++++ DATA RECORDS ++++
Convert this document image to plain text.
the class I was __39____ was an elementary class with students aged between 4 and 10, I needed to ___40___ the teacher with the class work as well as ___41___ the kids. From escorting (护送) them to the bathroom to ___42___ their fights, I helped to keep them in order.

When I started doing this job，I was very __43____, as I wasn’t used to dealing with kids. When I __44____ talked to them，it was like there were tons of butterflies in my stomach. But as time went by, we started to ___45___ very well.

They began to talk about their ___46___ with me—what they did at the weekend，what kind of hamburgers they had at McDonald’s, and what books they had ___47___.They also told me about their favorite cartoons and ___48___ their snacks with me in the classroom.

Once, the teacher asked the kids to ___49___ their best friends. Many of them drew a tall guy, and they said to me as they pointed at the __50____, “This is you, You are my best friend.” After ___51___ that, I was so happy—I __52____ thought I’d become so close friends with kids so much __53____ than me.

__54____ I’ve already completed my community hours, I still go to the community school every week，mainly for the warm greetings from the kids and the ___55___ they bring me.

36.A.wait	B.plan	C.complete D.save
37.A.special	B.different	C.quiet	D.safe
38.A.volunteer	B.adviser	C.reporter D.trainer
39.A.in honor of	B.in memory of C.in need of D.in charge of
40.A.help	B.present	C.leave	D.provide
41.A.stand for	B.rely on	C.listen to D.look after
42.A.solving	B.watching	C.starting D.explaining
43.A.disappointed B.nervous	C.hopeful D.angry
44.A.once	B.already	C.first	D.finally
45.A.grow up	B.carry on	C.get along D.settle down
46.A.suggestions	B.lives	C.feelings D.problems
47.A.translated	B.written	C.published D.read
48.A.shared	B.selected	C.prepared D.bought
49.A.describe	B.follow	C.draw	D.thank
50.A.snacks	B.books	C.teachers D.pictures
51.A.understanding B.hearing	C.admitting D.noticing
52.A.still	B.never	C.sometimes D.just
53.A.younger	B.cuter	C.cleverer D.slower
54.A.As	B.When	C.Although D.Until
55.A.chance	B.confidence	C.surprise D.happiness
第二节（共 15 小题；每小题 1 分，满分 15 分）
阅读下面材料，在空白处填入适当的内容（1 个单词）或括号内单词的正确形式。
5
++++
WHAT YOU ARE ASKED TO DO:
Extract the listing in its entirety, matching it exactly.

EXPECTED ANSWER:
Convert this document image to plain text.
the class I was __39____ was an elementary class with students aged between 4 and 10, I needed to ___40___ the teacher with the class work as well as ___41___ the kids. From escorting (护送) them to the bathroom to ___42___ their fights, I helped to keep them in order.

When I started doing this job，I was very __43____, as I wasn’t used to dealing with kids. When I __44____ talked to them，it was like there were tons of butterflies in my stomach. But as time went by, we started to ___45___ very well.

They began to talk about their ___46___ with me—what they did at the weekend，what kind of hamburgers they had at McDonald’s, and what books they had ___47___.They also told me about their favorite cartoons and ___48___ their snacks with me in the classroom.

Once, the teacher asked the kids to ___49___ their best friends. Many of them drew a tall guy, and they said to me as they pointed at the __50____, “This is you, You are my best friend.” After ___51___ that, I was so happy—I __52____ thought I’d become so close friends with kids so much __53____ than me.

__54____ I’ve already completed my community hours, I still go to the community school every week，mainly for the warm greetings from the kids and the ___55___ they bring me.

36.A.wait	B.plan	C.complete D.save
37.A.special	B.different	C.quiet	D.safe
38.A.volunteer	B.adviser	C.reporter D.trainer
39.A.in honor of	B.in memory of C.in need of D.in charge of
40.A.help	B.present	C.leave	D.provide
41.A.stand for	B.rely on	C.listen to D.look after
42.A.solving	B.watching	C.starting D.explaining
43.A.disappointed B.nervous	C.hopeful D.angry
44.A.once	B.already	C.first	D.finally
45.A.grow up	B.carry on	C.get along D.settle down
46.A.suggestions	B.lives	C.feelings D.problems
47.A.translated	B.written	C.published D.read
48.A.shared	B.selected	C.prepared D.bought
49.A.describe	B.follow	C.draw	D.thank
50.A.snacks	B.books	C.teachers D.pictures
51.A.understanding B.hearing	C.admitting D.noticing
52.A.still	B.never	C.sometimes D.just
53.A.younger	B.cuter	C.cleverer D.slower
54.A.As	B.When	C.Although D.Until
55.A.chance	B.confidence	C.surprise D.happiness
第二节（共 15 小题；每小题 1 分，满分 15 分）
阅读下面材料，在空白处填入适当的内容（1 个单词）或括号内单词的正确形式。
5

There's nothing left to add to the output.